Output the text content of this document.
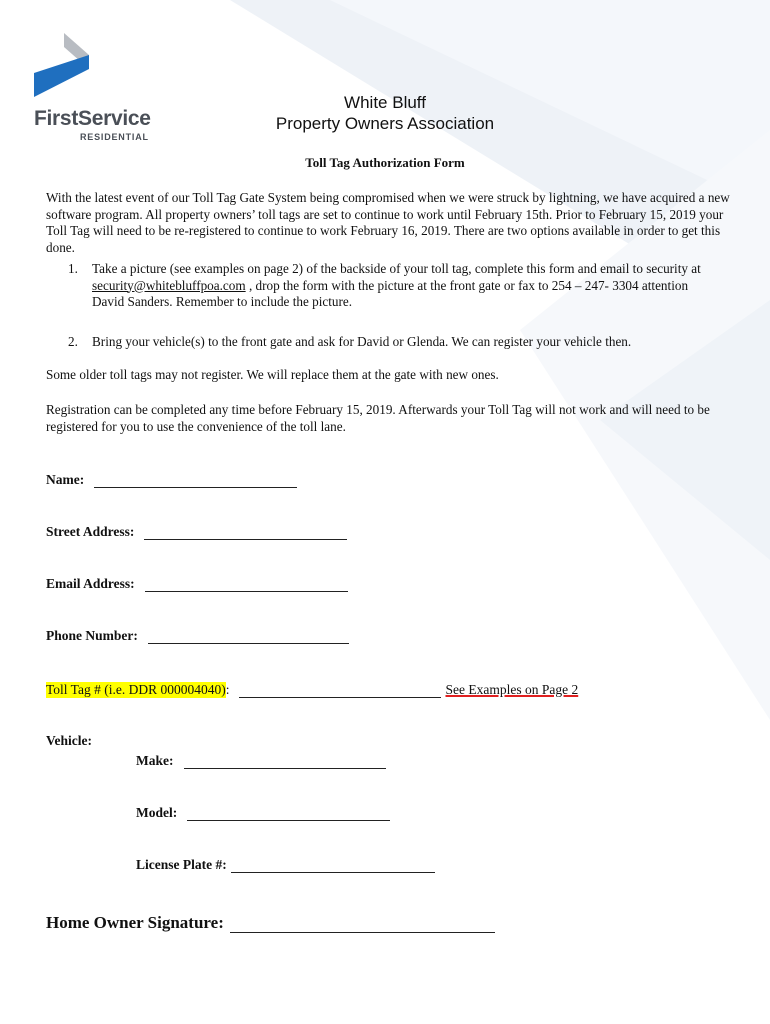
FirstService
RESIDENTIAL
White Bluff
Property Owners Association
Toll Tag Authorization Form
With the latest event of our Toll Tag Gate System being compromised when we were struck by lightning, we have acquired a new software program. All property owners’ toll tags are set to continue to work until February 15th. Prior to February 15, 2019 your Toll Tag will need to be re-registered to continue to work February 16, 2019. There are two options available in order to get this done.
1. Take a picture (see examples on page 2) of the backside of your toll tag, complete this form and email to security at security@whitebluffpoa.com , drop the form with the picture at the front gate or fax to 254 – 247- 3304 attention David Sanders. Remember to include the picture.
2. Bring your vehicle(s) to the front gate and ask for David or Glenda. We can register your vehicle then.
Some older toll tags may not register. We will replace them at the gate with new ones.
Registration can be completed any time before February 15, 2019. Afterwards your Toll Tag will not work and will need to be registered for you to use the convenience of the toll lane.
Name:
Street Address:
Email Address:
Phone Number:
Toll Tag # (i.e. DDR 000004040) :	See Examples on Page 2
Vehicle:
Make:
Model:
License Plate #:
Home Owner Signature:
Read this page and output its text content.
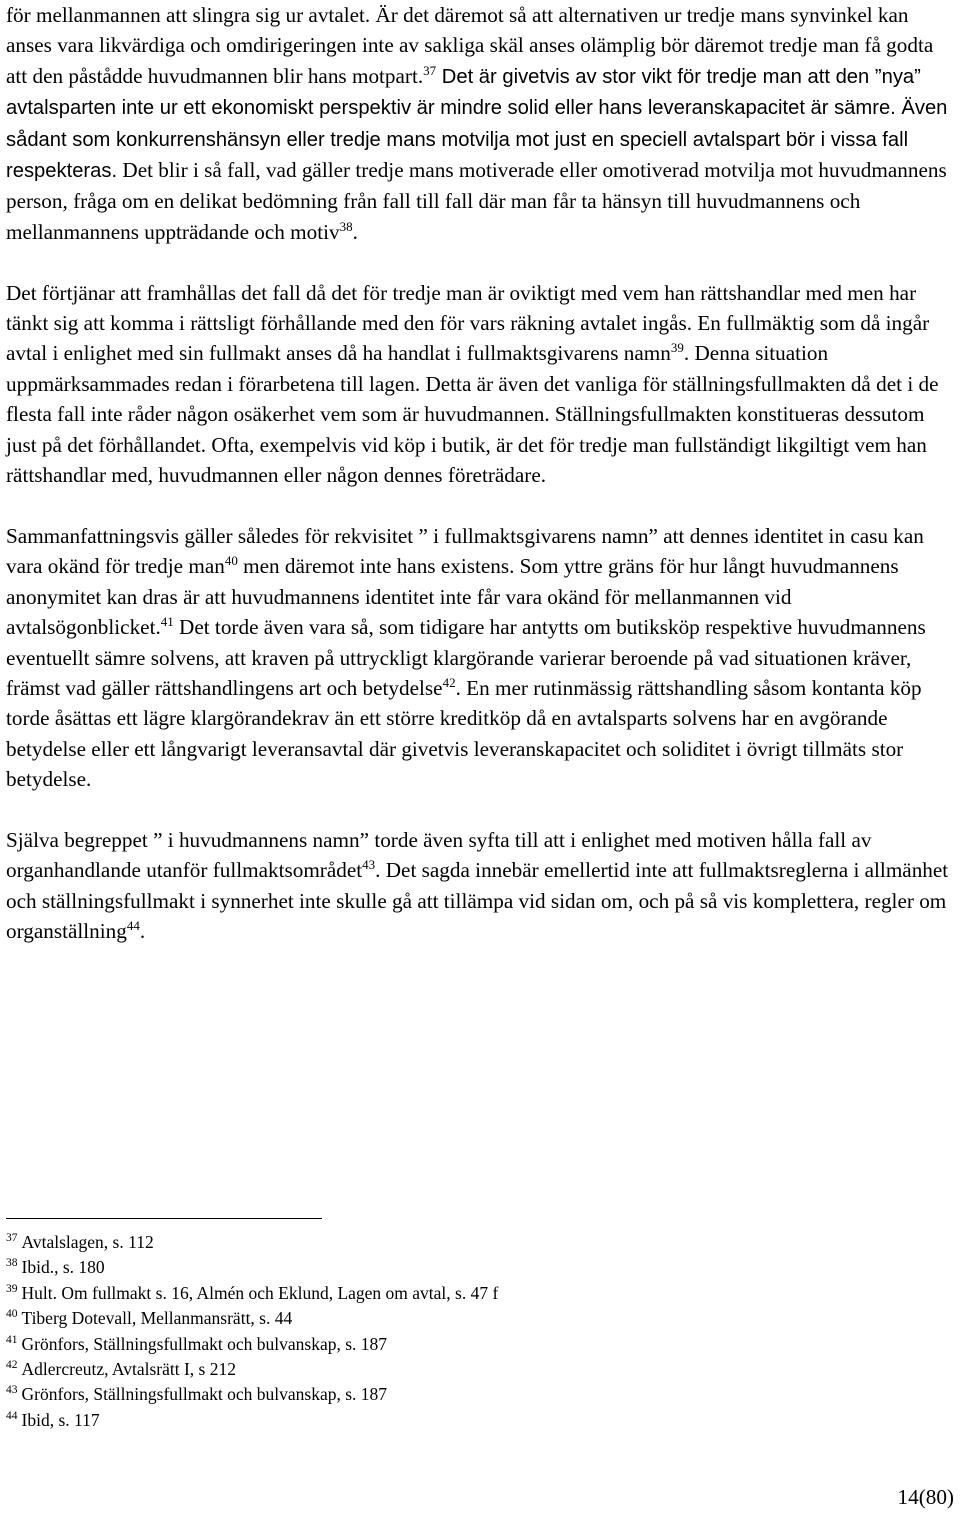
för mellanmannen att slingra sig ur avtalet. Är det däremot så att alternativen ur tredje mans synvinkel kan anses vara likvärdiga och omdirigeringen inte av sakliga skäl anses olämplig bör däremot tredje man få godta att den påstådde huvudmannen blir hans motpart.$^{37}$ Det är givetvis av stor vikt för tredje man att den ”nya” avtalsparten inte ur ett ekonomiskt perspektiv är mindre solid eller hans leveranskapacitet är sämre. Även sådant som konkurrenshänsyn eller tredje mans motvilja mot just en speciell avtalspart bör i vissa fall respekteras. Det blir i så fall, vad gäller tredje mans motiverade eller omotiverad motvilja mot huvudmannens person, fråga om en delikat bedömning från fall till fall där man får ta hänsyn till huvudmannens och mellanmannens uppträdande och motiv$^{38}$.

Det förtjänar att framhållas det fall då det för tredje man är oviktigt med vem han rättshandlar med men har tänkt sig att komma i rättsligt förhållande med den för vars räkning avtalet ingås. En fullmäktig som då ingår avtal i enlighet med sin fullmakt anses då ha handlat i fullmaktsgivarens namn$^{39}$. Denna situation uppmärksammades redan i förarbetena till lagen. Detta är även det vanliga för ställningsfullmakten då det i de flesta fall inte råder någon osäkerhet vem som är huvudmannen. Ställningsfullmakten konstitueras dessutom just på det förhållandet. Ofta, exempelvis vid köp i butik, är det för tredje man fullständigt likgiltigt vem han rättshandlar med, huvudmannen eller någon dennes företrädare.

Sammanfattningsvis gäller således för rekvisitet ” i fullmaktsgivarens namn” att dennes identitet in casu kan vara okänd för tredje man$^{40}$ men däremot inte hans existens. Som yttre gräns för hur långt huvudmannens anonymitet kan dras är att huvudmannens identitet inte får vara okänd för mellanmannen vid avtalsögonblicket.$^{41}$ Det torde även vara så, som tidigare har antytts om butiksköp respektive huvudmannens eventuellt sämre solvens, att kraven på uttryckligt klargörande varierar beroende på vad situationen kräver, främst vad gäller rättshandlingens art och betydelse$^{42}$. En mer rutinmässig rättshandling såsom kontanta köp torde åsättas ett lägre klargörandekrav än ett större kreditköp då en avtalsparts solvens har en avgörande betydelse eller ett långvarigt leveransavtal där givetvis leveranskapacitet och soliditet i övrigt tillmäts stor betydelse.

Själva begreppet ” i huvudmannens namn” torde även syfta till att i enlighet med motiven hålla fall av organhandlande utanför fullmaktsområdet$^{43}$. Det sagda innebär emellertid inte att fullmaktsreglerna i allmänhet och ställningsfullmakt i synnerhet inte skulle gå att tillämpa vid sidan om, och på så vis komplettera, regler om organställning$^{44}$.

$^{37}$ Avtalslagen, s. 112

$^{38}$ Ibid., s. 180

$^{39}$ Hult. Om fullmakt s. 16, Almén och Eklund, Lagen om avtal, s. 47 f

$^{40}$ Tiberg Dotevall, Mellanmansrätt, s. 44

$^{41}$ Grönfors, Ställningsfullmakt och bulvanskap, s. 187

$^{42}$ Adlercreutz, Avtalsrätt I, s 212

$^{43}$ Grönfors, Ställningsfullmakt och bulvanskap, s. 187

$^{44}$ Ibid, s. 117

14(80)
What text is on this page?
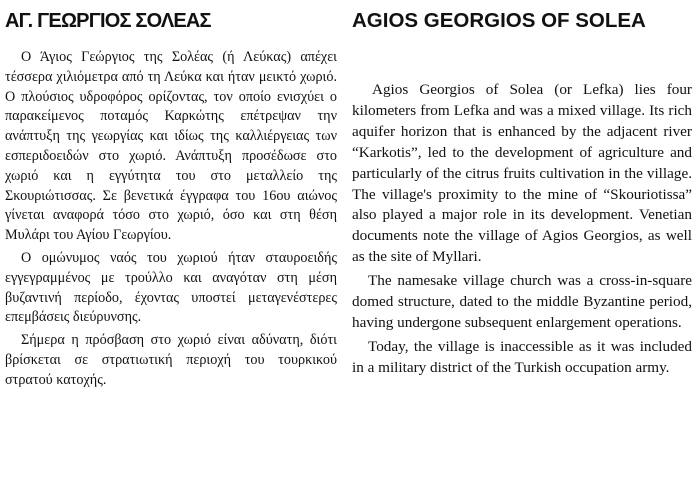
ΑΓ. ΓΕΩΡΓΙΟΣ ΣΟΛΕΑΣ

Ο Άγιος Γεώργιος της Σολέας (ή Λεύκας) απέχει τέσσερα χιλιόμετρα από τη Λεύκα και ήταν μεικτό χωριό. Ο πλούσιος υδροφόρος ορίζοντας, τον οποίο ενισχύει ο παρακείμενος ποταμός Καρκώτης επέτρεψαν την ανάπτυξη της γεωργίας και ιδίως της καλλιέργειας των εσπεριδοειδών στο χωριό. Ανάπτυξη προσέδωσε στο χωριό και η εγγύτητα του στο μεταλλείο της Σκουριώτισσας. Σε βενετικά έγγραφα του 16ου αιώνος γίνεται αναφορά τόσο στο χωριό, όσο και στη θέση Μυλάρι του Αγίου Γεωργίου.

Ο ομώνυμος ναός του χωριού ήταν σταυροειδής εγγεγραμμένος με τρούλλο και αναγόταν στη μέση βυζαντινή περίοδο, έχοντας υποστεί μεταγενέστερες επεμβάσεις διεύρυνσης.

Σήμερα η πρόσβαση στο χωριό είναι αδύνατη, διότι βρίσκεται σε στρατιωτική περιοχή του τουρκικού στρατού κατοχής.

AGIOS GEORGIOS OF SOLEA

Agios Georgios of Solea (or Lefka) lies four kilometers from Lefka and was a mixed village. Its rich aquifer horizon that is enhanced by the adjacent river “Karkotis”, led to the development of agriculture and particularly of the citrus fruits cultivation in the village. The village's proximity to the mine of “Skouriotissa” also played a major role in its development. Venetian documents note the village of Agios Georgios, as well as the site of Myllari.

The namesake village church was a cross-in-square domed structure, dated to the middle Byzantine period, having undergone subsequent enlargement operations.

Today, the village is inaccessible as it was included in a military district of the Turkish occupation army.
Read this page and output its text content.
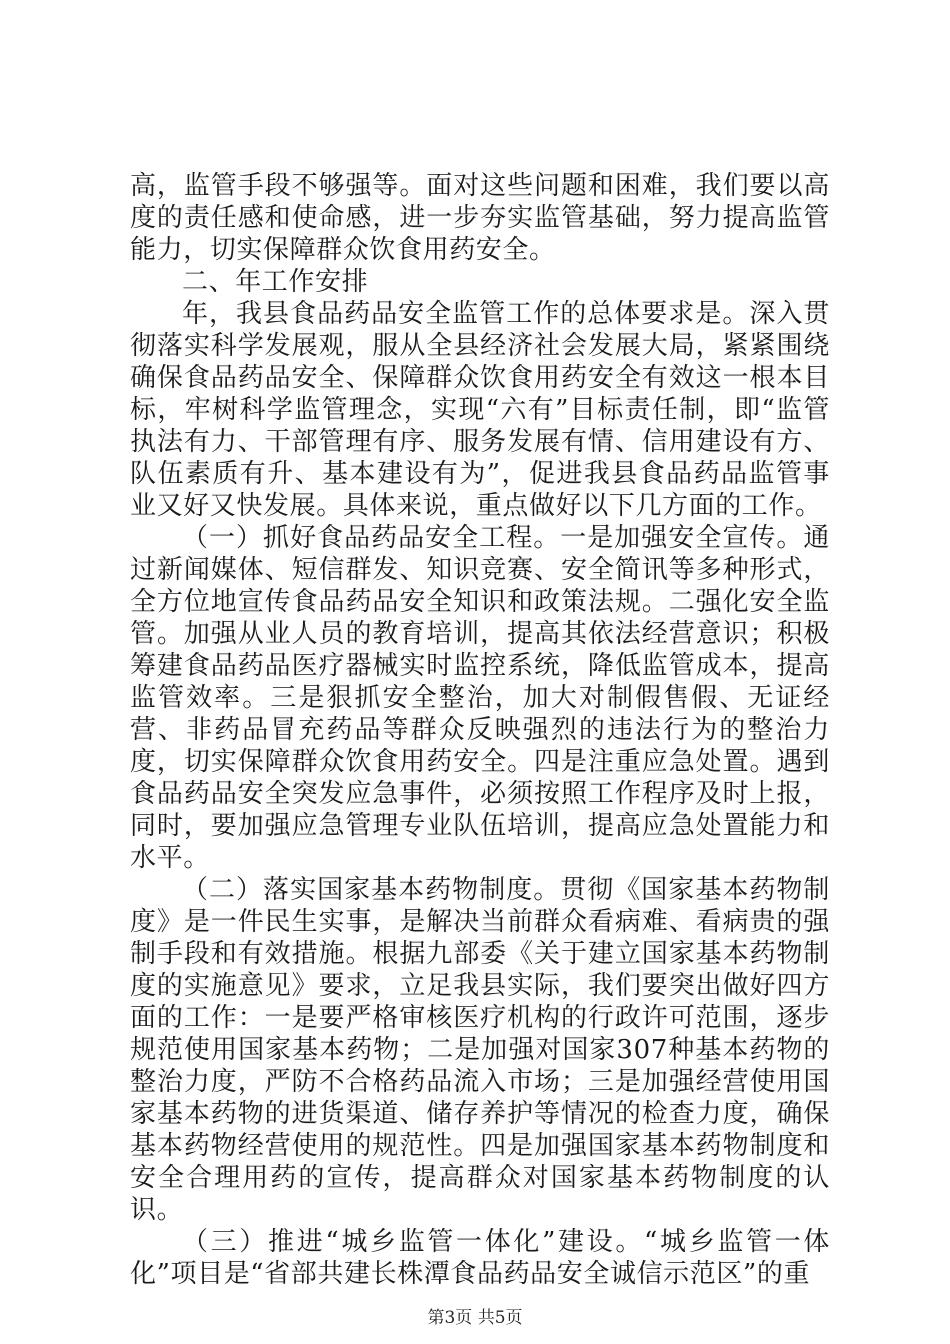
高，监管手段不够强等。面对这些问题和困难，我们要以高度的责任感和使命感，进一步夯实监管基础，努力提高监管能力，切实保障群众饮食用药安全。

二、年工作安排

年，我县食品药品安全监管工作的总体要求是。深入贯彻落实科学发展观，服从全县经济社会发展大局，紧紧围绕确保食品药品安全、保障群众饮食用药安全有效这一根本目标，牢树科学监管理念，实现“六有”目标责任制，即“监管执法有力、干部管理有序、服务发展有情、信用建设有方、队伍素质有升、基本建设有为”，促进我县食品药品监管事业又好又快发展。具体来说，重点做好以下几方面的工作。

（一）抓好食品药品安全工程。一是加强安全宣传。通过新闻媒体、短信群发、知识竞赛、安全简讯等多种形式，全方位地宣传食品药品安全知识和政策法规。二强化安全监管。加强从业人员的教育培训，提高其依法经营意识；积极筹建食品药品医疗器械实时监控系统，降低监管成本，提高监管效率。三是狠抓安全整治，加大对制假售假、无证经营、非药品冒充药品等群众反映强烈的违法行为的整治力度，切实保障群众饮食用药安全。四是注重应急处置。遇到食品药品安全突发应急事件，必须按照工作程序及时上报，同时，要加强应急管理专业队伍培训，提高应急处置能力和水平。

（二）落实国家基本药物制度。贯彻《国家基本药物制度》是一件民生实事，是解决当前群众看病难、看病贵的强制手段和有效措施。根据九部委《关于建立国家基本药物制度的实施意见》要求，立足我县实际，我们要突出做好四方面的工作：一是要严格审核医疗机构的行政许可范围，逐步规范使用国家基本药物；二是加强对国家307种基本药物的整治力度，严防不合格药品流入市场；三是加强经营使用国家基本药物的进货渠道、储存养护等情况的检查力度，确保基本药物经营使用的规范性。四是加强国家基本药物制度和安全合理用药的宣传，提高群众对国家基本药物制度的认识。

（三）推进“城乡监管一体化”建设。“城乡监管一体化”项目是“省部共建长株潭食品药品安全诚信示范区”的重

第3页 共5页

______

# Exercise brief
Copy each line of the listing that holds the word "ήταν".

# Written solution
Ο Άγιος Γεώργιος της Σολέας (ή Λεύκας) απέχει τέσσερα χιλιόμετρα από τη Λεύκα και ήταν μεικτό χωριό. Ο πλούσιος υδροφόρος ορίζοντας, τον οποίο ενισχύει ο παρακείμενος ποταμός Καρκώτης επέτρεψαν την ανάπτυξη της γεωργίας και ιδίως της καλλιέργειας των εσπεριδοειδών στο χωριό. Ανάπτυξη προσέδωσε στο χωριό και η εγγύτητα του στο μεταλλείο της Σκουριώτισσας. Σε βενετικά έγγραφα του 16ου αιώνος γίνεται αναφορά τόσο στο χωριό, όσο και στη θέση Μυλάρι του Αγίου Γεωργίου.
Ο ομώνυμος ναός του χωριού ήταν σταυροειδής εγγεγραμμένος με τρούλλο και αναγόταν στη μέση βυζαντινή περίοδο, έχοντας υποστεί μεταγενέστερες επεμβάσεις διεύρυνσης.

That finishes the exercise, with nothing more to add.